[Records about charts and figures]
=====

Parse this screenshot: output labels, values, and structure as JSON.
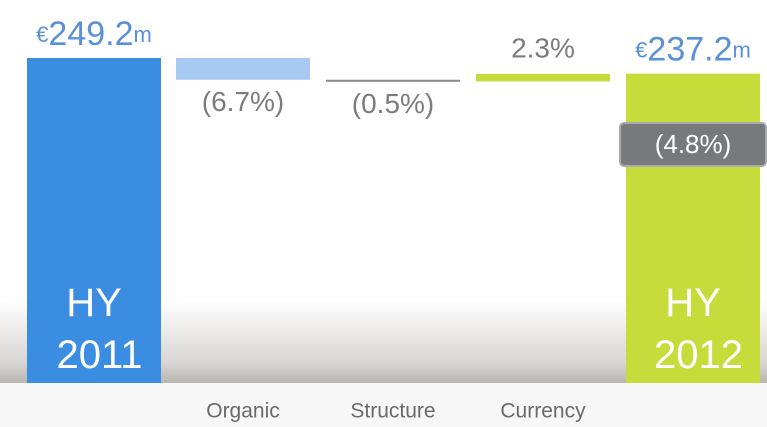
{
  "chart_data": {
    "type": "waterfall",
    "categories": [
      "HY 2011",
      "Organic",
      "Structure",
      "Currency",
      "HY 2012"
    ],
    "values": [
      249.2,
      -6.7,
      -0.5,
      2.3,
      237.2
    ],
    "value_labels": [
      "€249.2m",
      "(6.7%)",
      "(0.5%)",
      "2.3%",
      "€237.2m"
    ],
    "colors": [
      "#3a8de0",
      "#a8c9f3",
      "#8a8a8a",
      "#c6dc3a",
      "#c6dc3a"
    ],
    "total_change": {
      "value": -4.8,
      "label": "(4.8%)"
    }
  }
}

=====

● The problem
Find each line with the string "values" and copy it out.

● Exercise result
Parse this screenshot: output labels, values, and structure as JSON.
    "values": [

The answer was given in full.